Records contained in a dataset:
■ ■ ■ ■
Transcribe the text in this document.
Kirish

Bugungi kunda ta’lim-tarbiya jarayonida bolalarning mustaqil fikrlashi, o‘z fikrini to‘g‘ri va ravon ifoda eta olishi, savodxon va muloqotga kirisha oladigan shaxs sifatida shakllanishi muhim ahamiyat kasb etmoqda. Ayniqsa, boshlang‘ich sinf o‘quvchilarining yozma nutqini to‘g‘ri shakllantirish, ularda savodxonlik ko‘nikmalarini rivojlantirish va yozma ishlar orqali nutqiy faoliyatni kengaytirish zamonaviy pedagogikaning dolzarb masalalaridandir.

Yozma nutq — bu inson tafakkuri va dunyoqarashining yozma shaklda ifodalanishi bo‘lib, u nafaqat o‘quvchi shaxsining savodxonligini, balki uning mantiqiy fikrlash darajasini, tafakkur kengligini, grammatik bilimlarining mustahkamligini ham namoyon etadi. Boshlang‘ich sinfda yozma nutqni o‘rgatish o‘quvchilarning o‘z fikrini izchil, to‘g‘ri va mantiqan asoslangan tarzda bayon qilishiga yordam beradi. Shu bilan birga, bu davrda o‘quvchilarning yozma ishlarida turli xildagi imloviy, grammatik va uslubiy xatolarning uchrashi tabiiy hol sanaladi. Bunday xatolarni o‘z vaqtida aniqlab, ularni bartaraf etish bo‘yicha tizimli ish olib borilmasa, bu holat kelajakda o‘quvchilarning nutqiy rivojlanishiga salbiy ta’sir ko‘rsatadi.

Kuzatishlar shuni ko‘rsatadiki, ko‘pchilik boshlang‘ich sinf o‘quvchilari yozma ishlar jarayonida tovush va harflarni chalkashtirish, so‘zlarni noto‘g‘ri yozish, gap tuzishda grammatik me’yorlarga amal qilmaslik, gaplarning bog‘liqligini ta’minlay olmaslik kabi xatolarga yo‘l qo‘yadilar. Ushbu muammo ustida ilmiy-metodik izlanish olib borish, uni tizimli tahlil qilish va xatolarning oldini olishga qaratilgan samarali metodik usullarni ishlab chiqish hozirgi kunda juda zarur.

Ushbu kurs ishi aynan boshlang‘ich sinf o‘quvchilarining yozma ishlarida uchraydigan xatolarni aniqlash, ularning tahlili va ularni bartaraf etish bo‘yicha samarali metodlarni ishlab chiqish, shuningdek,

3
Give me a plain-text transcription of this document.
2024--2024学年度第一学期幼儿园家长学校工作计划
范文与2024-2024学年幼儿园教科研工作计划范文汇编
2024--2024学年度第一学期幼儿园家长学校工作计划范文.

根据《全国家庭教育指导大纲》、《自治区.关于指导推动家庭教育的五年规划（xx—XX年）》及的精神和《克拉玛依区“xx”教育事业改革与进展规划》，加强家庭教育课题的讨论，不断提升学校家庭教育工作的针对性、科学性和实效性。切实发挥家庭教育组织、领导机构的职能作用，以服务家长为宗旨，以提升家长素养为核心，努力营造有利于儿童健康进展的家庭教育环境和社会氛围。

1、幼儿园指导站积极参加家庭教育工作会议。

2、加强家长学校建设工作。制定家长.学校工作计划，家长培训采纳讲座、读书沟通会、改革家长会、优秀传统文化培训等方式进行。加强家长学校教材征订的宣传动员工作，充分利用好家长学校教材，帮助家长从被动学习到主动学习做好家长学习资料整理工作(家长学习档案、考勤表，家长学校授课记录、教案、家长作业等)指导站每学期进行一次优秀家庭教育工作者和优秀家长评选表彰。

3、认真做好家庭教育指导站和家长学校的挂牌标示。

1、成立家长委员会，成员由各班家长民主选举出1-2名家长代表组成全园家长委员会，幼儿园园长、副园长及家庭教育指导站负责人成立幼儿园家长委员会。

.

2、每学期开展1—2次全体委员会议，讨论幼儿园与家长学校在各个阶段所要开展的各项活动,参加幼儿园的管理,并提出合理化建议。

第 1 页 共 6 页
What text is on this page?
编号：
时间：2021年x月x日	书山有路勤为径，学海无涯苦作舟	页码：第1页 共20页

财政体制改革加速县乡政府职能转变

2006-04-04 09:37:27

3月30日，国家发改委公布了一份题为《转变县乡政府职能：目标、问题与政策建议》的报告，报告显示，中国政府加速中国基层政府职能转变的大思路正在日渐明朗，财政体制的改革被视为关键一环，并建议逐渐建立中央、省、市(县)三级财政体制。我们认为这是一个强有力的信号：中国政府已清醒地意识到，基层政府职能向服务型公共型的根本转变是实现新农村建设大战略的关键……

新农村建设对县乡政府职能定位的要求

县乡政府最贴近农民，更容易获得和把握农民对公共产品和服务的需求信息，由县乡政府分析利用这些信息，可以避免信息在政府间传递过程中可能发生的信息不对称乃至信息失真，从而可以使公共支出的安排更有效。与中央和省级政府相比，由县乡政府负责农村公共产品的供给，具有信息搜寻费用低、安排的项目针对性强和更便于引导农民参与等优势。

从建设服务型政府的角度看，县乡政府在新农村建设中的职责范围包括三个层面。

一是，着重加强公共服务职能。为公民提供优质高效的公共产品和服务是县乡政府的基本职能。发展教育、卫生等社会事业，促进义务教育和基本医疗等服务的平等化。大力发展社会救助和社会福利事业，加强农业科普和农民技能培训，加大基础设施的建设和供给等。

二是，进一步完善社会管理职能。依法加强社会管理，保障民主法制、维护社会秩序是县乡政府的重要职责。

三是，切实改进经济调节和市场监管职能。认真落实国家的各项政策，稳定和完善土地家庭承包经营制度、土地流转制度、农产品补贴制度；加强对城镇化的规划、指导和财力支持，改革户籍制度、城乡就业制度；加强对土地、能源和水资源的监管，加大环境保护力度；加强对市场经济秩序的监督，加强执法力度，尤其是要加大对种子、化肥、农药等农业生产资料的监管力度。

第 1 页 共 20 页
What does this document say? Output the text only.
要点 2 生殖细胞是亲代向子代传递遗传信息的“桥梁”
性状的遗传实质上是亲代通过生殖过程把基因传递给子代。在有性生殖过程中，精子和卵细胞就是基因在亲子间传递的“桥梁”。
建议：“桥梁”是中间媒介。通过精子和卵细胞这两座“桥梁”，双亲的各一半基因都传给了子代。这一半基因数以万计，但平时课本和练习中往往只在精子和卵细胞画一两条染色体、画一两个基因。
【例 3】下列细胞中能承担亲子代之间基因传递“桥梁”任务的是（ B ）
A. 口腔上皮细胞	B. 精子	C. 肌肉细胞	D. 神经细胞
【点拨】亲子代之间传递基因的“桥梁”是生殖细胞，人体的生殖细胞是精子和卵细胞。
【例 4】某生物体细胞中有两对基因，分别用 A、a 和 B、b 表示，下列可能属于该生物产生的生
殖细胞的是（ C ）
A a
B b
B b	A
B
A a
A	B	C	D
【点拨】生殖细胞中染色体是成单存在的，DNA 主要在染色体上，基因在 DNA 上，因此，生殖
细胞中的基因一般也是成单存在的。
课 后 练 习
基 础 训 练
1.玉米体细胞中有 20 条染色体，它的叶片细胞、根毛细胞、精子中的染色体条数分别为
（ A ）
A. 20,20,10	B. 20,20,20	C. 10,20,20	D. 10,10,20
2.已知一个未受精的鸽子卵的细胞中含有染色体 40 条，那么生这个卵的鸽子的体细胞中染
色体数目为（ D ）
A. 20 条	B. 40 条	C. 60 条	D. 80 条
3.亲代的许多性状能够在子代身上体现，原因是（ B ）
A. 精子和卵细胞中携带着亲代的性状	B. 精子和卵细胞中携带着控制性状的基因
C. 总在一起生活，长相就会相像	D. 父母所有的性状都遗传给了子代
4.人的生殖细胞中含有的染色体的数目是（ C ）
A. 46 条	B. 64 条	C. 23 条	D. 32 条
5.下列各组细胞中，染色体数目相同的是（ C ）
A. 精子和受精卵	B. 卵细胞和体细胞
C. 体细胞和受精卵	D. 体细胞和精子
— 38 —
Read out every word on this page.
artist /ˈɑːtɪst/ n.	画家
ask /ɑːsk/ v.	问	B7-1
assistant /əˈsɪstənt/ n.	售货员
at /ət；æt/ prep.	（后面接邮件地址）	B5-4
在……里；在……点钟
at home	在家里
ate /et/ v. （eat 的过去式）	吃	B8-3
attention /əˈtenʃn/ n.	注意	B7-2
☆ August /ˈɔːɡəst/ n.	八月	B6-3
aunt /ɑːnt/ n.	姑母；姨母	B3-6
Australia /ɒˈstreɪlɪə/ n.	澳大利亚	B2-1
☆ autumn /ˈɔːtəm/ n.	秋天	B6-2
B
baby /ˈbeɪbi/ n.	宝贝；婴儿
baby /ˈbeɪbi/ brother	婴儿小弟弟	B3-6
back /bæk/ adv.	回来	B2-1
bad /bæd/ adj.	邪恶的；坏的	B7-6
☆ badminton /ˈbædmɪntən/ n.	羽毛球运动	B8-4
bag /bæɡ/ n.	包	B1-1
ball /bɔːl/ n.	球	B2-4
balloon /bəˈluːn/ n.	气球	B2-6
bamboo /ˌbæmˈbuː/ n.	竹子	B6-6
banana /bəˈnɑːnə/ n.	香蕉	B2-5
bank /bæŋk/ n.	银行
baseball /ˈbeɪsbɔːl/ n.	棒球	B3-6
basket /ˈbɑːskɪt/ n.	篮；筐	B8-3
■ ■ ■ ■
* **TASK BRIEF**: Write out every line of the entries that holds the word "ularni".

* **RESPONSE TO THE TASK**:
Yozma nutq — bu inson tafakkuri va dunyoqarashining yozma shaklda ifodalanishi bo‘lib, u nafaqat o‘quvchi shaxsining savodxonligini, balki uning mantiqiy fikrlash darajasini, tafakkur kengligini, grammatik bilimlarining mustahkamligini ham namoyon etadi. Boshlang‘ich sinfda yozma nutqni o‘rgatish o‘quvchilarning o‘z fikrini izchil, to‘g‘ri va mantiqan asoslangan tarzda bayon qilishiga yordam beradi. Shu bilan birga, bu davrda o‘quvchilarning yozma ishlarida turli xildagi imloviy, grammatik va uslubiy xatolarning uchrashi tabiiy hol sanaladi. Bunday xatolarni o‘z vaqtida aniqlab, ularni bartaraf etish bo‘yicha tizimli ish olib borilmasa, bu holat kelajakda o‘quvchilarning nutqiy rivojlanishiga salbiy ta’sir ko‘rsatadi.
Ushbu kurs ishi aynan boshlang‘ich sinf o‘quvchilarining yozma ishlarida uchraydigan xatolarni aniqlash, ularning tahlili va ularni bartaraf etish bo‘yicha samarali metodlarni ishlab chiqish, shuningdek,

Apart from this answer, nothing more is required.